WHAT NEEDS TO BE DONE:
Print the entries verbatim, leaving out the images they contain.

INPUT RECORDS:

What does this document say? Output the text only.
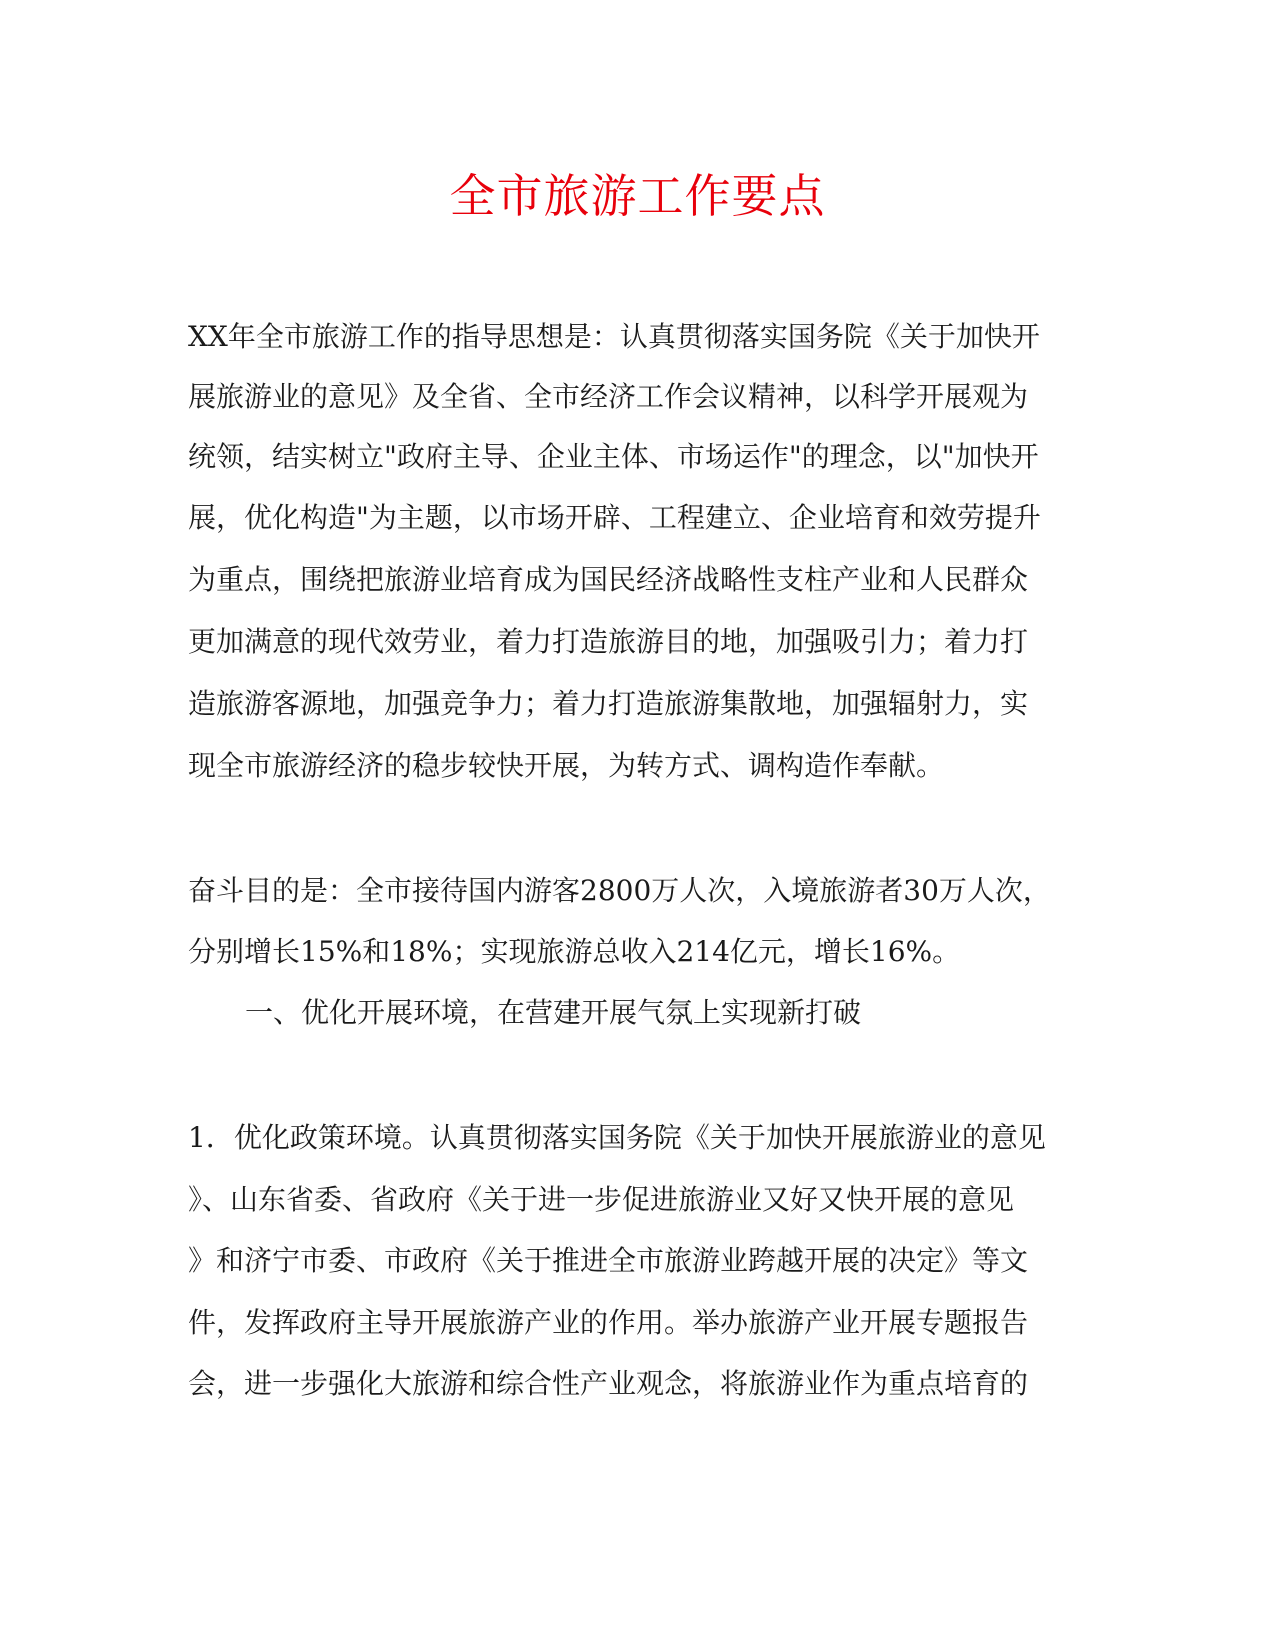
全市旅游工作要点

XX年全市旅游工作的指导思想是：认真贯彻落实国务院《关于加快开

展旅游业的意见》及全省、全市经济工作会议精神，以科学开展观为

统领，结实树立"政府主导、企业主体、市场运作"的理念，以"加快开

展，优化构造"为主题，以市场开辟、工程建立、企业培育和效劳提升

为重点，围绕把旅游业培育成为国民经济战略性支柱产业和人民群众

更加满意的现代效劳业，着力打造旅游目的地，加强吸引力；着力打

造旅游客源地，加强竞争力；着力打造旅游集散地，加强辐射力，实

现全市旅游经济的稳步较快开展，为转方式、调构造作奉献。

奋斗目的是：全市接待国内游客2800万人次，入境旅游者30万人次，

分别增长15%和18%；实现旅游总收入214亿元，增长16%。

一、优化开展环境，在营建开展气氛上实现新打破

1．优化政策环境。认真贯彻落实国务院《关于加快开展旅游业的意见

》、山东省委、省政府《关于进一步促进旅游业又好又快开展的意见

》和济宁市委、市政府《关于推进全市旅游业跨越开展的决定》等文

件，发挥政府主导开展旅游产业的作用。举办旅游产业开展专题报告

会，进一步强化大旅游和综合性产业观念，将旅游业作为重点培育的
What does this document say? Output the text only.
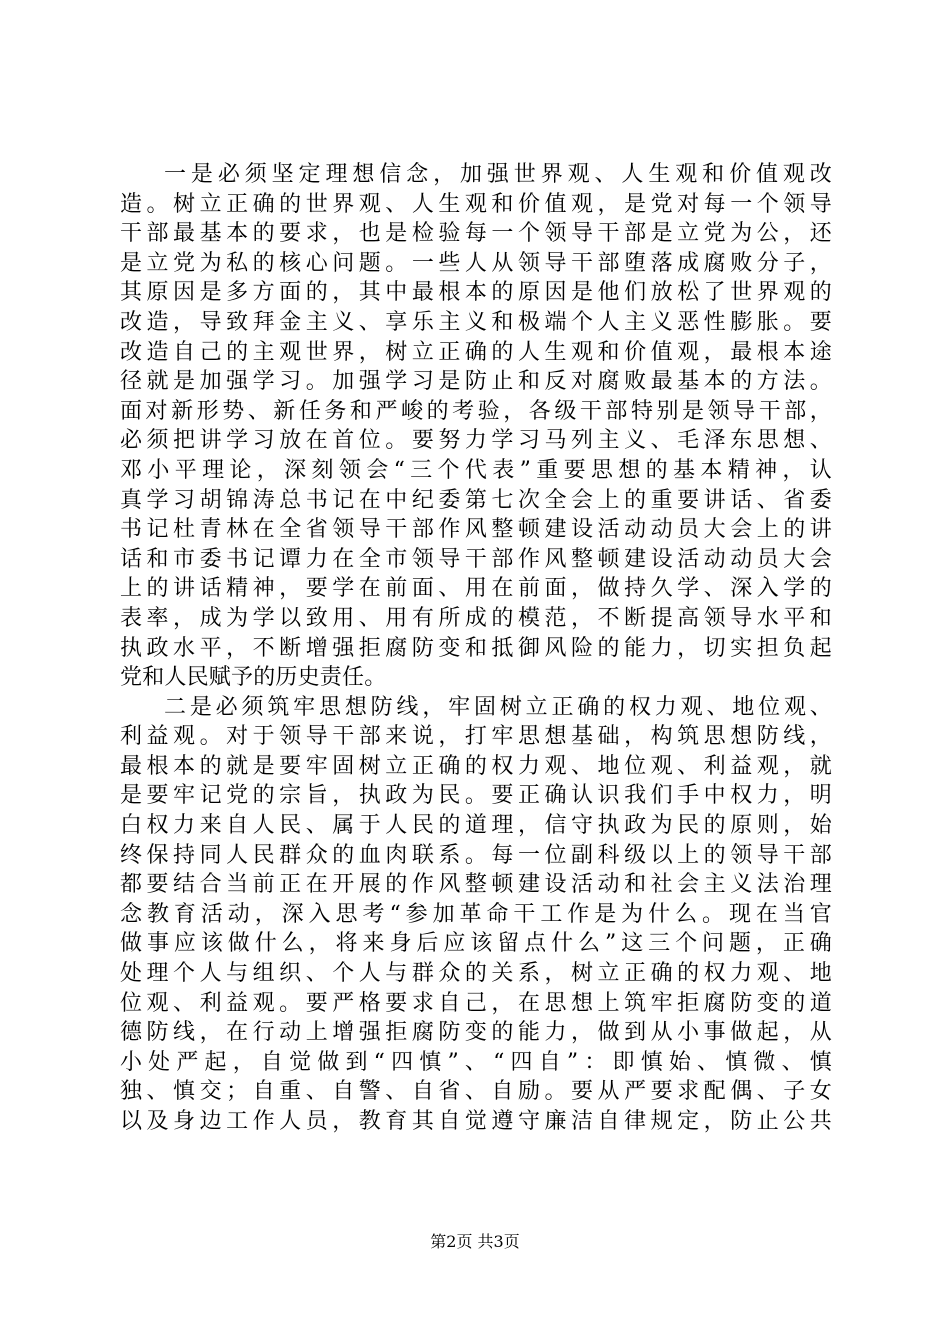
一是必须坚定理想信念，加强世界观、人生观和价值观改
造。树立正确的世界观、人生观和价值观，是党对每一个领导
干部最基本的要求，也是检验每一个领导干部是立党为公，还
是立党为私的核心问题。一些人从领导干部堕落成腐败分子，
其原因是多方面的，其中最根本的原因是他们放松了世界观的
改造，导致拜金主义、享乐主义和极端个人主义恶性膨胀。要
改造自己的主观世界，树立正确的人生观和价值观，最根本途
径就是加强学习。加强学习是防止和反对腐败最基本的方法。
面对新形势、新任务和严峻的考验，各级干部特别是领导干部，
必须把讲学习放在首位。要努力学习马列主义、毛泽东思想、
邓小平理论，深刻领会“三个代表”重要思想的基本精神，认
真学习胡锦涛总书记在中纪委第七次全会上的重要讲话、省委
书记杜青林在全省领导干部作风整顿建设活动动员大会上的讲
话和市委书记谭力在全市领导干部作风整顿建设活动动员大会
上的讲话精神，要学在前面、用在前面，做持久学、深入学的
表率，成为学以致用、用有所成的模范，不断提高领导水平和
执政水平，不断增强拒腐防变和抵御风险的能力，切实担负起
党和人民赋予的历史责任。
二是必须筑牢思想防线，牢固树立正确的权力观、地位观、
利益观。对于领导干部来说，打牢思想基础，构筑思想防线，
最根本的就是要牢固树立正确的权力观、地位观、利益观，就
是要牢记党的宗旨，执政为民。要正确认识我们手中权力，明
白权力来自人民、属于人民的道理，信守执政为民的原则，始
终保持同人民群众的血肉联系。每一位副科级以上的领导干部
都要结合当前正在开展的作风整顿建设活动和社会主义法治理
念教育活动，深入思考“参加革命干工作是为什么。现在当官
做事应该做什么，将来身后应该留点什么”这三个问题，正确
处理个人与组织、个人与群众的关系，树立正确的权力观、地
位观、利益观。要严格要求自己，在思想上筑牢拒腐防变的道
德防线，在行动上增强拒腐防变的能力，做到从小事做起，从
小处严起，自觉做到“四慎”、“四自”：即慎始、慎微、慎
独、慎交；自重、自警、自省、自励。要从严要求配偶、子女
以及身边工作人员，教育其自觉遵守廉洁自律规定，防止公共
第2页 共3页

OUTPUT BELOW:
What does this document say? Output the text only.
全市旅游工作要点

XX年全市旅游工作的指导思想是：认真贯彻落实国务院《关于加快开

展旅游业的意见》及全省、全市经济工作会议精神，以科学开展观为

统领，结实树立"政府主导、企业主体、市场运作"的理念，以"加快开

展，优化构造"为主题，以市场开辟、工程建立、企业培育和效劳提升

为重点，围绕把旅游业培育成为国民经济战略性支柱产业和人民群众

更加满意的现代效劳业，着力打造旅游目的地，加强吸引力；着力打

造旅游客源地，加强竞争力；着力打造旅游集散地，加强辐射力，实

现全市旅游经济的稳步较快开展，为转方式、调构造作奉献。

奋斗目的是：全市接待国内游客2800万人次，入境旅游者30万人次，

分别增长15%和18%；实现旅游总收入214亿元，增长16%。

一、优化开展环境，在营建开展气氛上实现新打破

1．优化政策环境。认真贯彻落实国务院《关于加快开展旅游业的意见

》、山东省委、省政府《关于进一步促进旅游业又好又快开展的意见

》和济宁市委、市政府《关于推进全市旅游业跨越开展的决定》等文

件，发挥政府主导开展旅游产业的作用。举办旅游产业开展专题报告

会，进一步强化大旅游和综合性产业观念，将旅游业作为重点培育的
What does this document say? Output the text only.
一是必须坚定理想信念，加强世界观、人生观和价值观改
造。树立正确的世界观、人生观和价值观，是党对每一个领导
干部最基本的要求，也是检验每一个领导干部是立党为公，还
是立党为私的核心问题。一些人从领导干部堕落成腐败分子，
其原因是多方面的，其中最根本的原因是他们放松了世界观的
改造，导致拜金主义、享乐主义和极端个人主义恶性膨胀。要
改造自己的主观世界，树立正确的人生观和价值观，最根本途
径就是加强学习。加强学习是防止和反对腐败最基本的方法。
面对新形势、新任务和严峻的考验，各级干部特别是领导干部，
必须把讲学习放在首位。要努力学习马列主义、毛泽东思想、
邓小平理论，深刻领会“三个代表”重要思想的基本精神，认
真学习胡锦涛总书记在中纪委第七次全会上的重要讲话、省委
书记杜青林在全省领导干部作风整顿建设活动动员大会上的讲
话和市委书记谭力在全市领导干部作风整顿建设活动动员大会
上的讲话精神，要学在前面、用在前面，做持久学、深入学的
表率，成为学以致用、用有所成的模范，不断提高领导水平和
执政水平，不断增强拒腐防变和抵御风险的能力，切实担负起
党和人民赋予的历史责任。
二是必须筑牢思想防线，牢固树立正确的权力观、地位观、
利益观。对于领导干部来说，打牢思想基础，构筑思想防线，
最根本的就是要牢固树立正确的权力观、地位观、利益观，就
是要牢记党的宗旨，执政为民。要正确认识我们手中权力，明
白权力来自人民、属于人民的道理，信守执政为民的原则，始
终保持同人民群众的血肉联系。每一位副科级以上的领导干部
都要结合当前正在开展的作风整顿建设活动和社会主义法治理
念教育活动，深入思考“参加革命干工作是为什么。现在当官
做事应该做什么，将来身后应该留点什么”这三个问题，正确
处理个人与组织、个人与群众的关系，树立正确的权力观、地
位观、利益观。要严格要求自己，在思想上筑牢拒腐防变的道
德防线，在行动上增强拒腐防变的能力，做到从小事做起，从
小处严起，自觉做到“四慎”、“四自”：即慎始、慎微、慎
独、慎交；自重、自警、自省、自励。要从严要求配偶、子女
以及身边工作人员，教育其自觉遵守廉洁自律规定，防止公共
第2页 共3页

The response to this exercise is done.